> _Work to complete_:
Check each line of the records below for the word "bits" and copy those where it appears.
════════
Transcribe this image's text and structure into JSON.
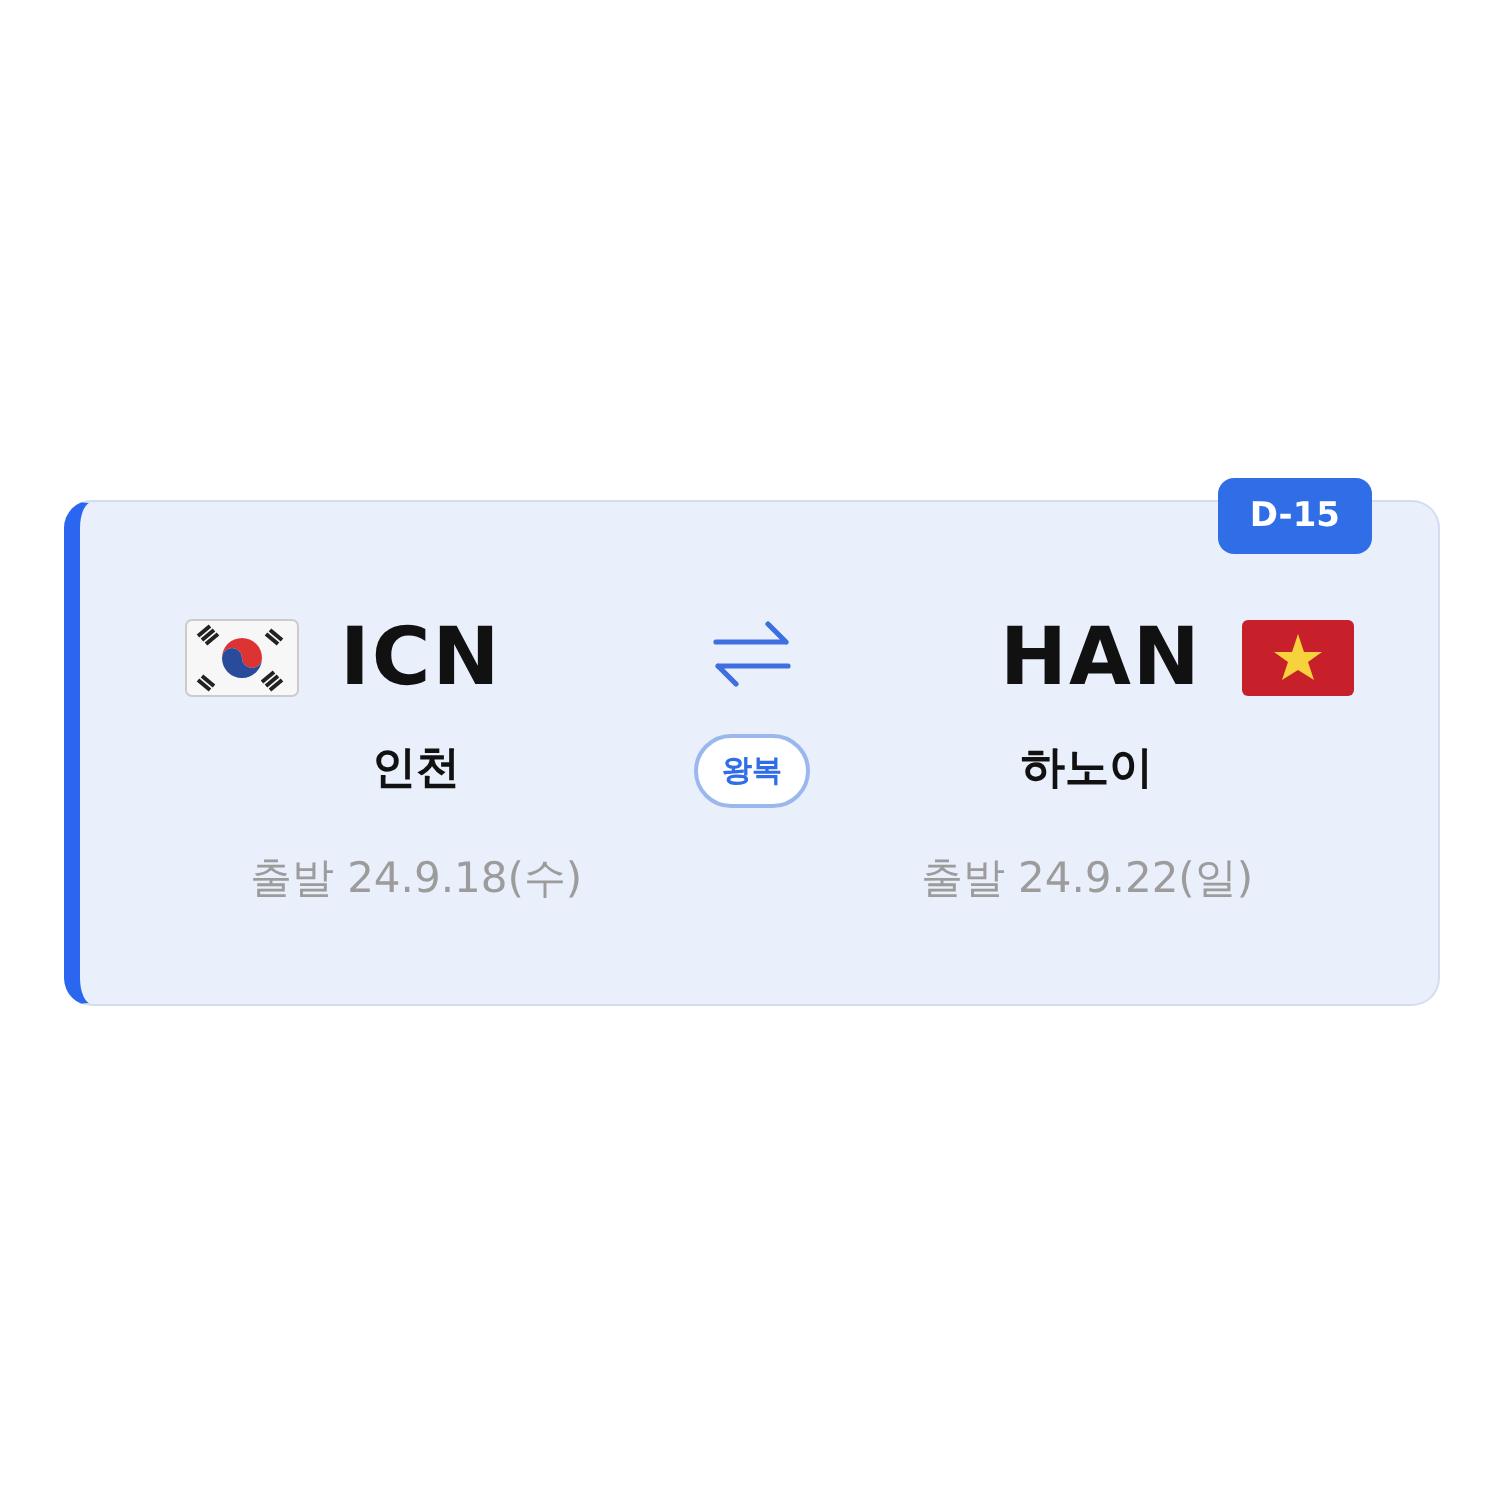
{
  "countdown": {
    "label": "D-15"
  },
  "origin": {
    "code": "ICN",
    "city": "인천",
    "date": "출발 24.9.18(수)"
  },
  "trip_type": {
    "label": "왕복"
  },
  "destination": {
    "code": "HAN",
    "city": "하노이",
    "date": "출발 24.9.22(일)"
  }
}
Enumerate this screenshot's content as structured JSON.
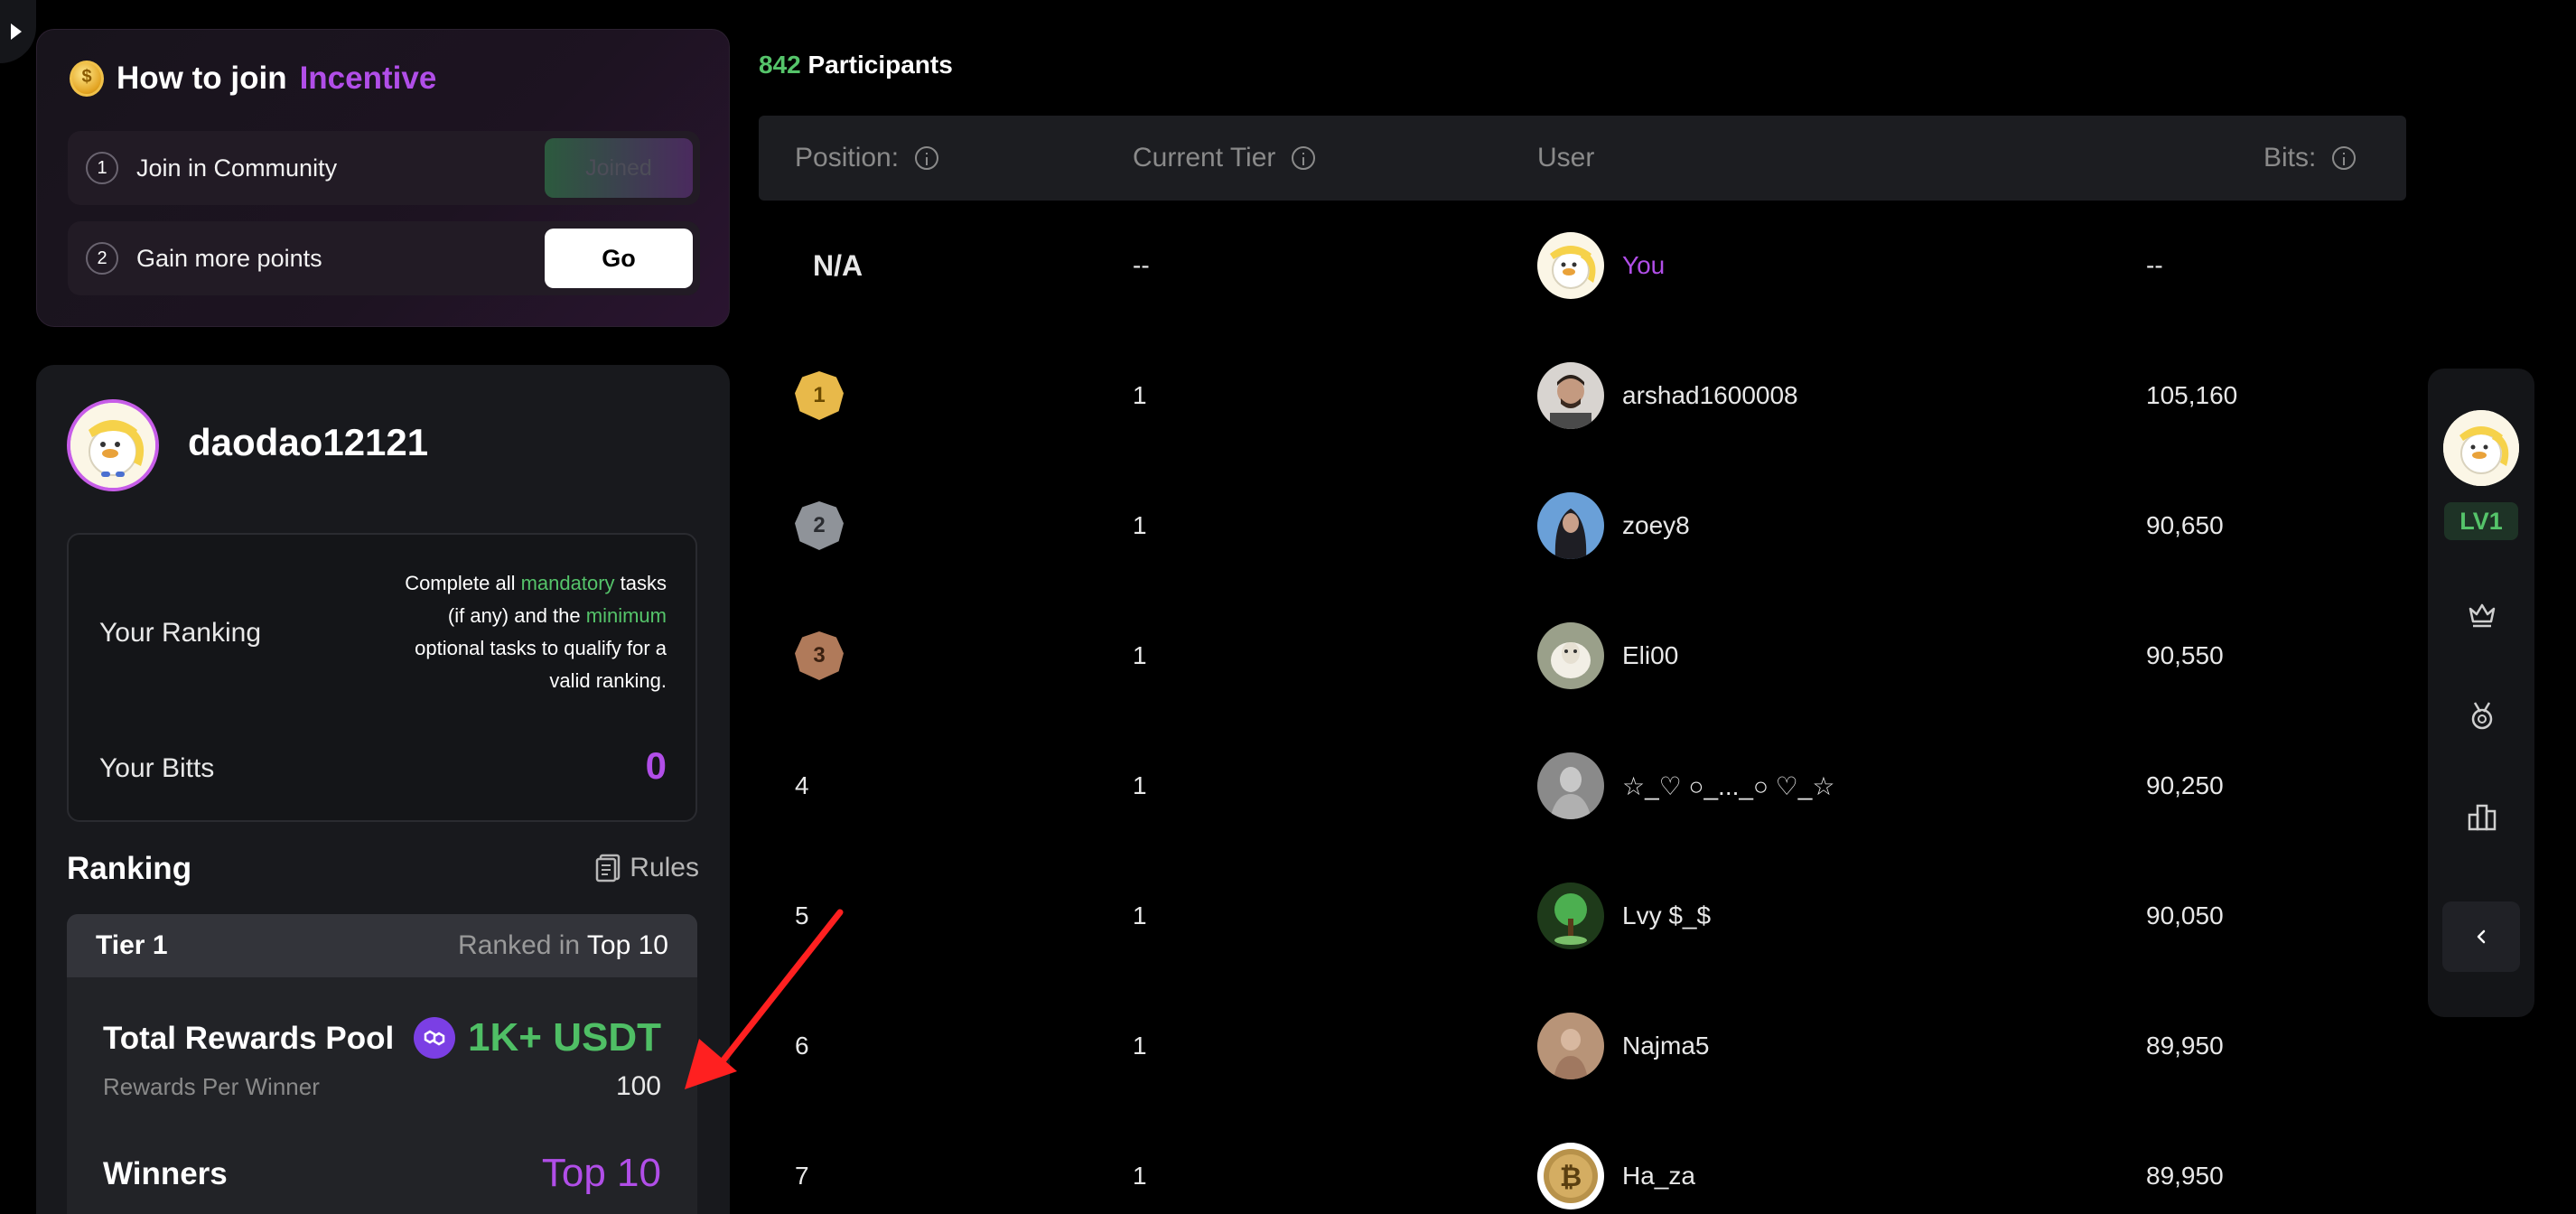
{
  "join": {
    "title_prefix": "How to join",
    "title_accent": "Incentive",
    "steps": [
      {
        "num": "1",
        "label": "Join in Community",
        "button": "Joined"
      },
      {
        "num": "2",
        "label": "Gain more points",
        "button": "Go"
      }
    ]
  },
  "profile": {
    "username": "daodao12121",
    "your_ranking_label": "Your Ranking",
    "note_part1": "Complete all ",
    "note_mandatory": "mandatory",
    "note_part2": " tasks (if any) and the ",
    "note_minimum": "minimum",
    "note_part3": " optional tasks to qualify for a valid ranking.",
    "your_bitts_label": "Your Bitts",
    "your_bitts_value": "0",
    "ranking_title": "Ranking",
    "rules_label": "Rules"
  },
  "tier": {
    "name": "Tier 1",
    "ranked_in_label": "Ranked in",
    "ranked_in_value": "Top 10",
    "pool_label": "Total Rewards Pool",
    "pool_value": "1K+ USDT",
    "per_winner_label": "Rewards Per Winner",
    "per_winner_value": "100",
    "winners_label": "Winners",
    "winners_value": "Top 10"
  },
  "leaderboard": {
    "participants_count": "842",
    "participants_label": "Participants",
    "headers": {
      "position": "Position:",
      "tier": "Current Tier",
      "user": "User",
      "bits": "Bits:"
    },
    "you_row": {
      "position": "N/A",
      "tier": "--",
      "user": "You",
      "bits": "--"
    },
    "rows": [
      {
        "position": "1",
        "tier": "1",
        "user": "arshad1600008",
        "bits": "105,160"
      },
      {
        "position": "2",
        "tier": "1",
        "user": "zoey8",
        "bits": "90,650"
      },
      {
        "position": "3",
        "tier": "1",
        "user": "Eli00",
        "bits": "90,550"
      },
      {
        "position": "4",
        "tier": "1",
        "user": "☆_♡ ○_..._○ ♡_☆",
        "bits": "90,250"
      },
      {
        "position": "5",
        "tier": "1",
        "user": "Lvy $_$",
        "bits": "90,050"
      },
      {
        "position": "6",
        "tier": "1",
        "user": "Najma5",
        "bits": "89,950"
      },
      {
        "position": "7",
        "tier": "1",
        "user": "Ha_za",
        "bits": "89,950"
      }
    ]
  },
  "rail": {
    "level": "LV1",
    "icons": [
      "crown-icon",
      "medal-icon",
      "leaderboard-icon",
      "chevron-left-icon"
    ]
  },
  "colors": {
    "accent_purple": "#b14ee8",
    "accent_green": "#55c46a",
    "background": "#000000",
    "panel": "#18191d"
  }
}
════════
> _Answer to this exercise_:
      "bits": "Bits:"
      "bits": "--"
        "bits": "105,160"
        "bits": "90,650"
        "bits": "90,550"
        "bits": "90,250"
        "bits": "90,050"
        "bits": "89,950"
        "bits": "89,950"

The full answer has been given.